Dataset rows about figures

....

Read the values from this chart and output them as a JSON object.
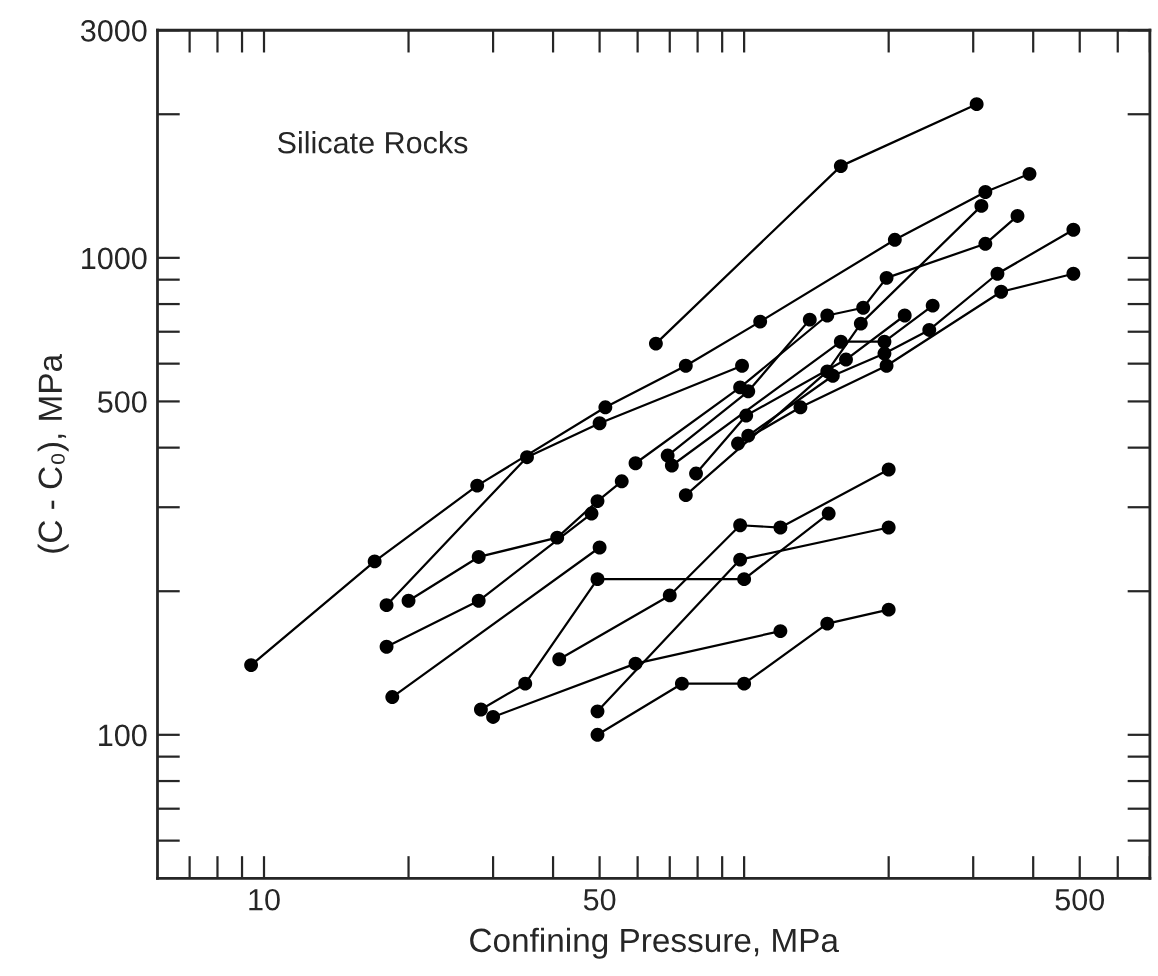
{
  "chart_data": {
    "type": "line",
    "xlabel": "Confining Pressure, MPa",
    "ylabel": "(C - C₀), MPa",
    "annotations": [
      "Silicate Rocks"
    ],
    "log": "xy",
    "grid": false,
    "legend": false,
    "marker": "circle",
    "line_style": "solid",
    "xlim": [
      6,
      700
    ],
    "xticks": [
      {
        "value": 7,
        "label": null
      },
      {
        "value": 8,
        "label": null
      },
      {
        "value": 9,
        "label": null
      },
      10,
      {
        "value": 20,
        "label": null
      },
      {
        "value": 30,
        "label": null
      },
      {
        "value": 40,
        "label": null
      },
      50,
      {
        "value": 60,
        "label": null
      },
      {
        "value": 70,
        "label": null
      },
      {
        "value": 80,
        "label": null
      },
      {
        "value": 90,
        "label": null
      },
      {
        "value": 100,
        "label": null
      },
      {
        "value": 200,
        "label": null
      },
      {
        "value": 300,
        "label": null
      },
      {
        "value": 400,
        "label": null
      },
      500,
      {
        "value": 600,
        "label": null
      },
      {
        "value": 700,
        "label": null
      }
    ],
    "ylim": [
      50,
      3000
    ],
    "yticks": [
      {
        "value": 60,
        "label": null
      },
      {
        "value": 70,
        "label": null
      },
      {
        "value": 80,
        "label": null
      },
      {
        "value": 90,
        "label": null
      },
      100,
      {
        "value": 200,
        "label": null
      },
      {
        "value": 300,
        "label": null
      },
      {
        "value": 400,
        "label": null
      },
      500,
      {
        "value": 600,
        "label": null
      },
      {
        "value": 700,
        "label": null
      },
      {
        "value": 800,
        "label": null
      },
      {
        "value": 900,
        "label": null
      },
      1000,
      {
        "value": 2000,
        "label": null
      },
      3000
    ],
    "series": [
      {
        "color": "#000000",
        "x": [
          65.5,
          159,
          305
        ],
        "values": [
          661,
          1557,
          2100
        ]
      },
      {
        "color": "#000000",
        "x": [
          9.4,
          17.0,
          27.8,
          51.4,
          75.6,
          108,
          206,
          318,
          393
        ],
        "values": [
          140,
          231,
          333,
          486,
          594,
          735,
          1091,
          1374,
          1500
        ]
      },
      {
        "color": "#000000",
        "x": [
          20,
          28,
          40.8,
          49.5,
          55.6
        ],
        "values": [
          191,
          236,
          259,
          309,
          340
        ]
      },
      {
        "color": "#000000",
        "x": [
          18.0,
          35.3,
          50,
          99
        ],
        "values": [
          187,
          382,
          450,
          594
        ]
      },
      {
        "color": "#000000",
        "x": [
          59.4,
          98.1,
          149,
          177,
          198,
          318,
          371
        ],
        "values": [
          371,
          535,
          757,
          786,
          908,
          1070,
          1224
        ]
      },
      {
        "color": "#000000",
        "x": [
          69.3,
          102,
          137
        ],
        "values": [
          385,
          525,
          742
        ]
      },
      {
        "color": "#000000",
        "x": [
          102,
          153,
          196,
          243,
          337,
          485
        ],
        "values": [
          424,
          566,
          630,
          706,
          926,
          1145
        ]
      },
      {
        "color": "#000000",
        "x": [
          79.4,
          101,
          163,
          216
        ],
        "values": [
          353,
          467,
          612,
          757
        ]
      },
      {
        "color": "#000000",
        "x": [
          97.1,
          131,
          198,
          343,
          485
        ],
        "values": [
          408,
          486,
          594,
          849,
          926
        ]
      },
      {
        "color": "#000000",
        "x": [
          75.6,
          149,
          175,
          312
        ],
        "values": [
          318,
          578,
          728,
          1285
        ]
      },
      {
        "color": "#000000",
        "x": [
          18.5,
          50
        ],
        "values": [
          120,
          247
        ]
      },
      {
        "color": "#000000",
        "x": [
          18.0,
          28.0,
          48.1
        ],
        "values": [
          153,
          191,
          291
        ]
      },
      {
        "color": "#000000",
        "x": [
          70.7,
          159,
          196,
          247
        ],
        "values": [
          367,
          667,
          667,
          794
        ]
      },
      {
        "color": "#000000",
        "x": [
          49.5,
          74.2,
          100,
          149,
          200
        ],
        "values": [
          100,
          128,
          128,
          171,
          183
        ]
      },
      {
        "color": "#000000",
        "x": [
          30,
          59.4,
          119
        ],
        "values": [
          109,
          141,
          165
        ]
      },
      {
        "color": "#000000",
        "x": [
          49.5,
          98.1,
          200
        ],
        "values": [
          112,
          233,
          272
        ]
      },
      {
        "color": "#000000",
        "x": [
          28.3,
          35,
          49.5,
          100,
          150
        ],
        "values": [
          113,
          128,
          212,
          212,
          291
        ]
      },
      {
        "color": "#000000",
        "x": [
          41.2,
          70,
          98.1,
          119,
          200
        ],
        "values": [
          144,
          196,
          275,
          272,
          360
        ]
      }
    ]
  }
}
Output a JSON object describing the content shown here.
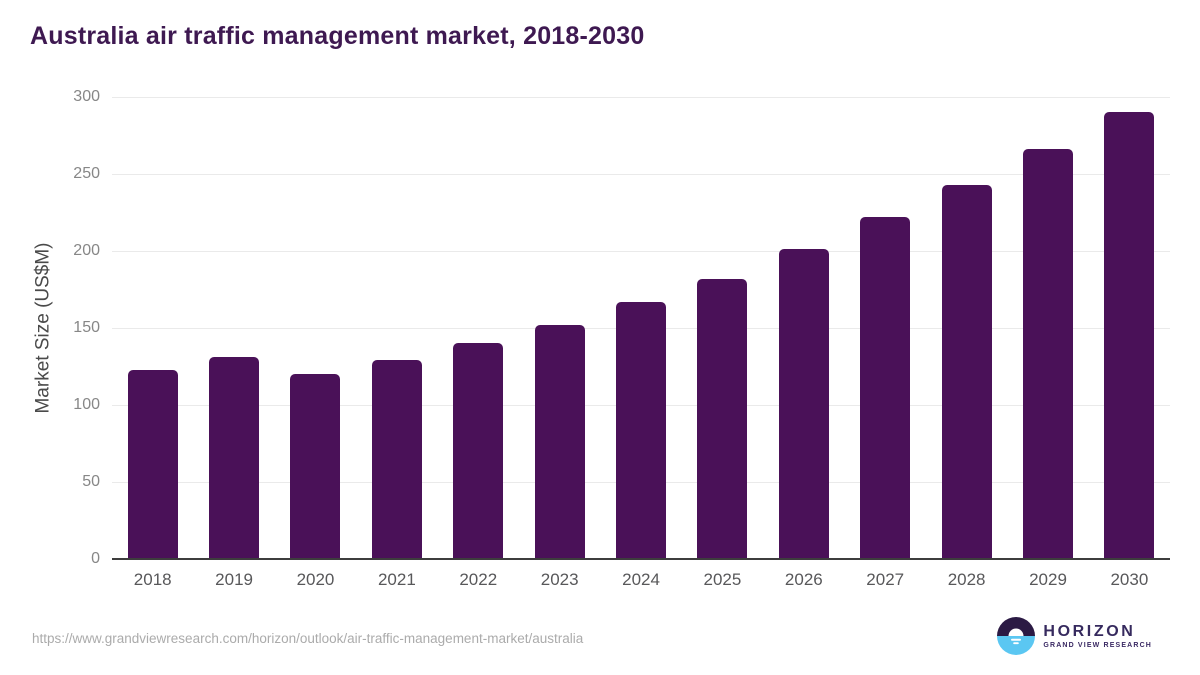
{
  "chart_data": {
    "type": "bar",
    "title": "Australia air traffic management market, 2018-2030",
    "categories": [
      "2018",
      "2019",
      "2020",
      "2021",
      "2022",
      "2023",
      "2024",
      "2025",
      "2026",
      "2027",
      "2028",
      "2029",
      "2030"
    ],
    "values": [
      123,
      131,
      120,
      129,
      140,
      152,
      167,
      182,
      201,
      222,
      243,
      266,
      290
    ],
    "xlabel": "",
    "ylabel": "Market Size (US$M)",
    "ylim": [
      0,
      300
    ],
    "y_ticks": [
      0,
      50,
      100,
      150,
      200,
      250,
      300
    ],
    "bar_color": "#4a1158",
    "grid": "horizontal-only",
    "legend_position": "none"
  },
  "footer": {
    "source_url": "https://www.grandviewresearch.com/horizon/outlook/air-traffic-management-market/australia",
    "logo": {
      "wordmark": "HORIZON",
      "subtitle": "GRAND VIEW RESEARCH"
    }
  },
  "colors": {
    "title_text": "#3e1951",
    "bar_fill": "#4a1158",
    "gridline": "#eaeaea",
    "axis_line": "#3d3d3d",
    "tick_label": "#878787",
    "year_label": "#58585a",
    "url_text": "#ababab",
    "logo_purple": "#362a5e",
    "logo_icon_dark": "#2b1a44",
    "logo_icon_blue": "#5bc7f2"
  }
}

....

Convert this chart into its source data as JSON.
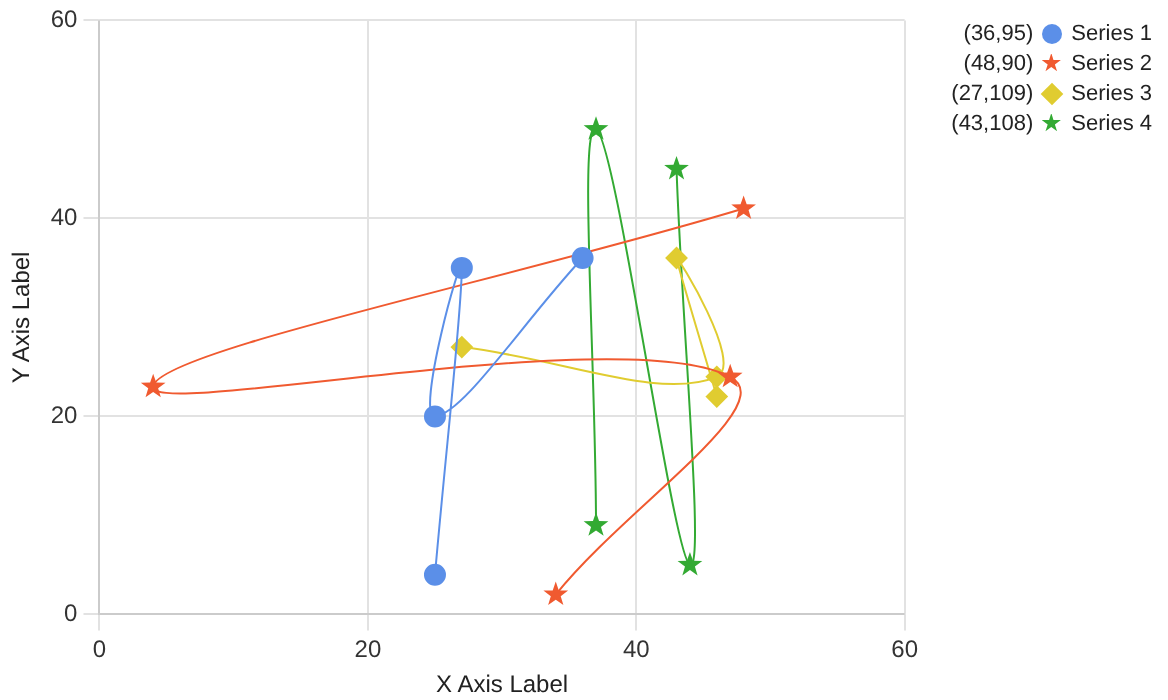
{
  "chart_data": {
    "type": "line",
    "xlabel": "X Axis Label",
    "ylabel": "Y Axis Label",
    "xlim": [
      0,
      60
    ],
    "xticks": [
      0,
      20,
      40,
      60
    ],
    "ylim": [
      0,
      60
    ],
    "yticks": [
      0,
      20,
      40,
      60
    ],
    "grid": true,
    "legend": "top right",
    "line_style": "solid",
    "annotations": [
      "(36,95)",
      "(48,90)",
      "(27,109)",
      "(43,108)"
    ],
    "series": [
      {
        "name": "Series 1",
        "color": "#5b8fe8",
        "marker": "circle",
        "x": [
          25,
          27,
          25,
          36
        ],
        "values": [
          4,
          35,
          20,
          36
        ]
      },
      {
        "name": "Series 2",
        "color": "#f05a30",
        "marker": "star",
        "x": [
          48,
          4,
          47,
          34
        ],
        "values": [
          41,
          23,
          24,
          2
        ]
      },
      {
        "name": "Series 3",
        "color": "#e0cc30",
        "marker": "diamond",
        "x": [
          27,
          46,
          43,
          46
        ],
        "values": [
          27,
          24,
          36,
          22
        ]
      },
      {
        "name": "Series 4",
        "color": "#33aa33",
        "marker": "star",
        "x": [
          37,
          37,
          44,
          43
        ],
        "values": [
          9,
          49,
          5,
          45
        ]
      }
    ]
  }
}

....

Brief:
Above are the records. Identify each line that contains the word "object".

Result for this task:
Read the values from this chart and output them as a JSON object.
Output a JSON object describing the content shown here.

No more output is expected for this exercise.